Data records:
* * * *

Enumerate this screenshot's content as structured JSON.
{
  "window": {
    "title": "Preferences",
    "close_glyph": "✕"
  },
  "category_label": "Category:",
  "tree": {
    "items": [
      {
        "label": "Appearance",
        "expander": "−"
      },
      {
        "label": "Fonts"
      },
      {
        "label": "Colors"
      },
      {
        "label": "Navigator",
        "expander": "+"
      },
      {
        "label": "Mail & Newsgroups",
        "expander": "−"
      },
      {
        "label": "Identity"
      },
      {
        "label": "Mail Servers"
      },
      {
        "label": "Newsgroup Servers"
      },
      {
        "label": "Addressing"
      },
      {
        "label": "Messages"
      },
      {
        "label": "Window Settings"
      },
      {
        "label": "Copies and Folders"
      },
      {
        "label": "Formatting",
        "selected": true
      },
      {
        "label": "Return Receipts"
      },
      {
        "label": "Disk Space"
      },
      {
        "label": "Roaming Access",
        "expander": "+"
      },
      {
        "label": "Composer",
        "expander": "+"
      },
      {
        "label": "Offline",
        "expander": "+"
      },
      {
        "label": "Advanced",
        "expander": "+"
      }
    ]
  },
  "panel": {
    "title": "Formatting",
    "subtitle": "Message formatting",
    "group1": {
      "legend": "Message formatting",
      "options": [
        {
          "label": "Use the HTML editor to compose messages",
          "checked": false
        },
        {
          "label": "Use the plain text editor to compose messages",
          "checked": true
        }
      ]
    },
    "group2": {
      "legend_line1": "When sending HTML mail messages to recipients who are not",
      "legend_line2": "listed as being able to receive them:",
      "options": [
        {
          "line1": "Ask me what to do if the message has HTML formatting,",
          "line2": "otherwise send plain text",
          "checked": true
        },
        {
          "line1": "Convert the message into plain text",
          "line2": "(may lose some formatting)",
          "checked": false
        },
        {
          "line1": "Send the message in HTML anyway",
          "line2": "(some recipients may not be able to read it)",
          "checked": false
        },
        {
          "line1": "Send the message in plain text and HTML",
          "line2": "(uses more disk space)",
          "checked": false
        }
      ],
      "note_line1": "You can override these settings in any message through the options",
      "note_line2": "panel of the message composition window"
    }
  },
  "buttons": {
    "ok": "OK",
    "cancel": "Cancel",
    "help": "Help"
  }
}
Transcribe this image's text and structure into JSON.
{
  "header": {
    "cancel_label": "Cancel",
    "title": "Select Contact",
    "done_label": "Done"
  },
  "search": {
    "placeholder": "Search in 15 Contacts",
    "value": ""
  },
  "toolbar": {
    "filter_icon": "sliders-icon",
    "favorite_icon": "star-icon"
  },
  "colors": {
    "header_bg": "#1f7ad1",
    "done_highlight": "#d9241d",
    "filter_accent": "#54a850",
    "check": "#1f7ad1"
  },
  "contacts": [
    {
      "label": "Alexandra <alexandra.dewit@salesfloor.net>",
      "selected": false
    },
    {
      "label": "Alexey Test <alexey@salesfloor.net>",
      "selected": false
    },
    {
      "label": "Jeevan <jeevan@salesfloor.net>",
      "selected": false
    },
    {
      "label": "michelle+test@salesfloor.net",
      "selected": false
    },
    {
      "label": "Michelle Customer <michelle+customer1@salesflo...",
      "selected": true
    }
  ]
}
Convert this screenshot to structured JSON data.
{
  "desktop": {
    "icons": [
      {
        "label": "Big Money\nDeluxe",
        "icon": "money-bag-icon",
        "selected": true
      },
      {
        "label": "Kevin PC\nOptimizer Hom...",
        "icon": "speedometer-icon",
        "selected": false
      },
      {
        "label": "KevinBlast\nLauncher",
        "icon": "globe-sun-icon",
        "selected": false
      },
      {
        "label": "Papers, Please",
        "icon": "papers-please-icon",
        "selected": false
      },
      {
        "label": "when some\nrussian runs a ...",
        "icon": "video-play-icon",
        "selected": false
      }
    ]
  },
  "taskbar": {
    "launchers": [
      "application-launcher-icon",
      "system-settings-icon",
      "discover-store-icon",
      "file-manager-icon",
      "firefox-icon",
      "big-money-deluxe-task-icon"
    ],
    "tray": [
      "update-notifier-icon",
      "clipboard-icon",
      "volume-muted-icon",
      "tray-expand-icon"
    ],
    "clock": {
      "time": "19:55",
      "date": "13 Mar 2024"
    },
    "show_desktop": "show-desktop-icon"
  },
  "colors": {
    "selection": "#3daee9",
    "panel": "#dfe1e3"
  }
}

* * * *

Aim.
Please quote the records above exactly, without skipping a line.

Finished exercise.
Enumerate this screenshot's content as structured JSON.
{
  "window": {
    "title": "Preferences",
    "close_glyph": "✕"
  },
  "category_label": "Category:",
  "tree": {
    "items": [
      {
        "label": "Appearance",
        "expander": "−"
      },
      {
        "label": "Fonts"
      },
      {
        "label": "Colors"
      },
      {
        "label": "Navigator",
        "expander": "+"
      },
      {
        "label": "Mail & Newsgroups",
        "expander": "−"
      },
      {
        "label": "Identity"
      },
      {
        "label": "Mail Servers"
      },
      {
        "label": "Newsgroup Servers"
      },
      {
        "label": "Addressing"
      },
      {
        "label": "Messages"
      },
      {
        "label": "Window Settings"
      },
      {
        "label": "Copies and Folders"
      },
      {
        "label": "Formatting",
        "selected": true
      },
      {
        "label": "Return Receipts"
      },
      {
        "label": "Disk Space"
      },
      {
        "label": "Roaming Access",
        "expander": "+"
      },
      {
        "label": "Composer",
        "expander": "+"
      },
      {
        "label": "Offline",
        "expander": "+"
      },
      {
        "label": "Advanced",
        "expander": "+"
      }
    ]
  },
  "panel": {
    "title": "Formatting",
    "subtitle": "Message formatting",
    "group1": {
      "legend": "Message formatting",
      "options": [
        {
          "label": "Use the HTML editor to compose messages",
          "checked": false
        },
        {
          "label": "Use the plain text editor to compose messages",
          "checked": true
        }
      ]
    },
    "group2": {
      "legend_line1": "When sending HTML mail messages to recipients who are not",
      "legend_line2": "listed as being able to receive them:",
      "options": [
        {
          "line1": "Ask me what to do if the message has HTML formatting,",
          "line2": "otherwise send plain text",
          "checked": true
        },
        {
          "line1": "Convert the message into plain text",
          "line2": "(may lose some formatting)",
          "checked": false
        },
        {
          "line1": "Send the message in HTML anyway",
          "line2": "(some recipients may not be able to read it)",
          "checked": false
        },
        {
          "line1": "Send the message in plain text and HTML",
          "line2": "(uses more disk space)",
          "checked": false
        }
      ],
      "note_line1": "You can override these settings in any message through the options",
      "note_line2": "panel of the message composition window"
    }
  },
  "buttons": {
    "ok": "OK",
    "cancel": "Cancel",
    "help": "Help"
  }
}
Transcribe this image's text and structure into JSON.
{
  "header": {
    "cancel_label": "Cancel",
    "title": "Select Contact",
    "done_label": "Done"
  },
  "search": {
    "placeholder": "Search in 15 Contacts",
    "value": ""
  },
  "toolbar": {
    "filter_icon": "sliders-icon",
    "favorite_icon": "star-icon"
  },
  "colors": {
    "header_bg": "#1f7ad1",
    "done_highlight": "#d9241d",
    "filter_accent": "#54a850",
    "check": "#1f7ad1"
  },
  "contacts": [
    {
      "label": "Alexandra <alexandra.dewit@salesfloor.net>",
      "selected": false
    },
    {
      "label": "Alexey Test <alexey@salesfloor.net>",
      "selected": false
    },
    {
      "label": "Jeevan <jeevan@salesfloor.net>",
      "selected": false
    },
    {
      "label": "michelle+test@salesfloor.net",
      "selected": false
    },
    {
      "label": "Michelle Customer <michelle+customer1@salesflo...",
      "selected": true
    }
  ]
}
Convert this screenshot to structured JSON data.
{
  "desktop": {
    "icons": [
      {
        "label": "Big Money\nDeluxe",
        "icon": "money-bag-icon",
        "selected": true
      },
      {
        "label": "Kevin PC\nOptimizer Hom...",
        "icon": "speedometer-icon",
        "selected": false
      },
      {
        "label": "KevinBlast\nLauncher",
        "icon": "globe-sun-icon",
        "selected": false
      },
      {
        "label": "Papers, Please",
        "icon": "papers-please-icon",
        "selected": false
      },
      {
        "label": "when some\nrussian runs a ...",
        "icon": "video-play-icon",
        "selected": false
      }
    ]
  },
  "taskbar": {
    "launchers": [
      "application-launcher-icon",
      "system-settings-icon",
      "discover-store-icon",
      "file-manager-icon",
      "firefox-icon",
      "big-money-deluxe-task-icon"
    ],
    "tray": [
      "update-notifier-icon",
      "clipboard-icon",
      "volume-muted-icon",
      "tray-expand-icon"
    ],
    "clock": {
      "time": "19:55",
      "date": "13 Mar 2024"
    },
    "show_desktop": "show-desktop-icon"
  },
  "colors": {
    "selection": "#3daee9",
    "panel": "#dfe1e3"
  }
}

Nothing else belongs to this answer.